# Exercise prompt
In the post about the MPS sum discrepancy, what does the passage from "I faced a peculiar" to "of this post." read like after you switch "matrix" to "tensor"?

# Text shown
START

I faced a peculiar situation in which I want to sum the elements of a matrix W that resides on MPS using W.sum()
. I will describe the problem first, and then I will try to describe the exact operations that resulted in this matrix at the end of this post.
The problem is that W.sum()
returns a value that is clearly false (clearly in my case). For example, we have the following:

W.sum() == W.view(1).sum()
returns False. 
W.view(1).view(*W.shape).sum() == W.view(1).sum()
returns False. 
W.sum() == W.cpu().sum()
returns False. 
W.cpu().to('mps').sum() == W.cpu().sum()
returns False!
In other words, we have:

W.sum() == W.view(1).view(*W.shape).sum() == W.cpu().to('mps').sum() == wrong_value
, and 
W.view(1).sum() == W.cpu().sum() == W.sum(1).sum() == W.sum(0).sum() == true_value
.

END

# Material
START

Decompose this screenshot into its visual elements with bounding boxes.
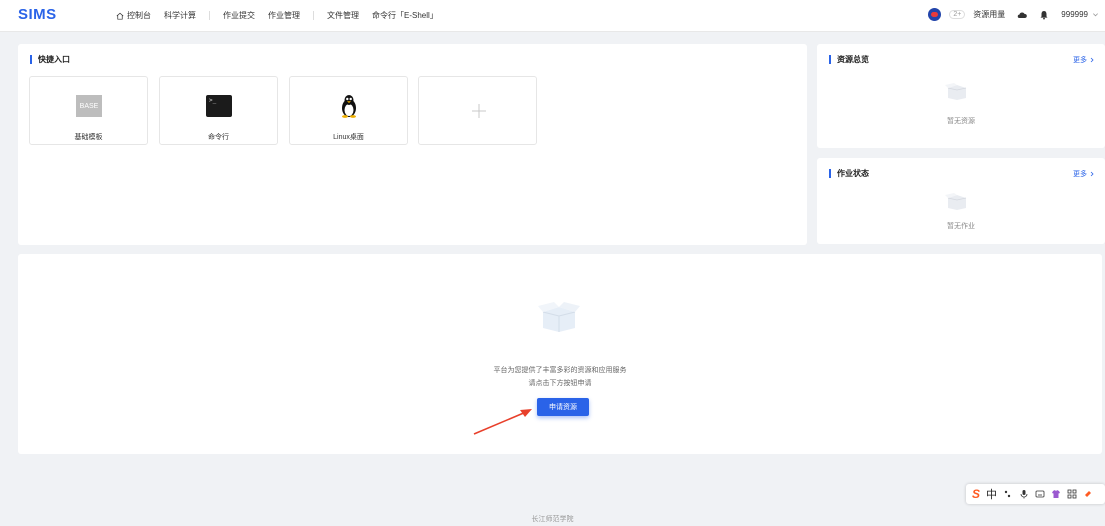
job-status-title: 作业状态 (829, 169, 869, 178)
apply-resource-panel (18, 254, 1102, 454)
main-nav: 控制台 科学计算 作业提交 作业管理 文件管理 命令行「E-Shell」 (116, 10, 451, 21)
nav-divider (313, 11, 314, 20)
linux-penguin-icon (342, 95, 356, 118)
red-arrow-annotation (473, 409, 532, 435)
punctuation-icon[interactable] (1003, 489, 1013, 499)
username[interactable]: 999999 (1061, 10, 1088, 19)
job-more-link[interactable]: 更多 (1073, 169, 1095, 179)
nav-divider (209, 11, 210, 20)
chevron-right-icon (1090, 57, 1094, 63)
footer-org: 长江师范学院 (531, 516, 574, 523)
terminal-icon: >_ (206, 95, 232, 117)
app-logo[interactable]: SIMS (18, 6, 57, 23)
main-hint: 请点击下方按钮申请 (528, 380, 592, 387)
quick-entry-panel: 快捷入口 BASE 基础模板 >_ 命令行 Linux桌面 (18, 44, 807, 245)
nav-job-submit[interactable]: 作业提交 (223, 10, 255, 21)
base-template-icon: BASE (76, 95, 102, 117)
chevron-right-icon (1090, 171, 1094, 177)
notification-badge[interactable]: 2+ (949, 10, 966, 19)
microphone-icon[interactable] (1019, 489, 1029, 499)
resource-more-link[interactable]: 更多 (1073, 55, 1095, 65)
main-description: 平台为您提供了丰富多彩的资源和应用服务 (493, 367, 627, 374)
nav-file-manage[interactable]: 文件管理 (327, 10, 359, 21)
resource-usage-link[interactable]: 资源用量 (973, 9, 1005, 20)
empty-box-icon (945, 193, 967, 210)
bell-icon[interactable] (1039, 10, 1049, 20)
nav-science[interactable]: 科学计算 (164, 10, 196, 21)
more-tools-icon[interactable] (1083, 489, 1093, 499)
top-bar: SIMS 控制台 科学计算 作业提交 作业管理 文件管理 命令行「E-Shell… (0, 0, 1105, 32)
grid-menu-icon[interactable] (1067, 489, 1077, 499)
ime-toolbar: S 中 (966, 484, 1105, 504)
card-label: Linux桌面 (333, 134, 364, 141)
apply-resource-button[interactable]: 申请资源 (537, 398, 589, 416)
chevron-down-icon[interactable] (1092, 11, 1099, 18)
card-label: 命令行 (208, 134, 229, 141)
empty-box-illustration (538, 302, 580, 332)
nav-job-manage[interactable]: 作业管理 (268, 10, 300, 21)
empty-box-icon (945, 83, 967, 100)
job-empty-text: 暂无作业 (947, 223, 975, 230)
skin-shirt-icon[interactable] (1051, 489, 1061, 499)
job-status-panel: 作业状态 更多 暂无作业 (817, 158, 1105, 244)
card-linux-desktop[interactable]: Linux桌面 (289, 76, 408, 145)
resource-overview-title: 资源总览 (829, 55, 869, 64)
plus-icon (472, 104, 486, 118)
mascot-icon[interactable] (928, 8, 942, 21)
keyboard-icon[interactable] (1035, 489, 1045, 499)
home-icon (116, 12, 124, 20)
nav-console[interactable]: 控制台 (116, 10, 151, 21)
card-command-line[interactable]: >_ 命令行 (159, 76, 278, 145)
quick-entry-title: 快捷入口 (30, 55, 70, 64)
resource-empty-text: 暂无资源 (947, 118, 975, 125)
card-label: 基础模板 (74, 134, 103, 141)
nav-console-label: 控制台 (127, 11, 151, 20)
ime-language-toggle[interactable]: 中 (986, 486, 997, 502)
cloud-icon[interactable] (1017, 10, 1028, 20)
top-right-tools: 2+ 资源用量 999999 (928, 8, 1105, 21)
resource-overview-panel: 资源总览 更多 暂无资源 (817, 44, 1105, 148)
card-base-template[interactable]: BASE 基础模板 (29, 76, 148, 145)
nav-shell[interactable]: 命令行「E-Shell」 (372, 10, 438, 21)
card-add-shortcut[interactable] (418, 76, 537, 145)
sogou-logo-icon[interactable]: S (972, 487, 980, 501)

END

# Solved exercise
I faced a peculiar situation in which I want to sum the elements of a tensor W that resides on MPS using W.sum()
. I will describe the problem first, and then I will try to describe the exact operations that resulted in this tensor at the end of this post.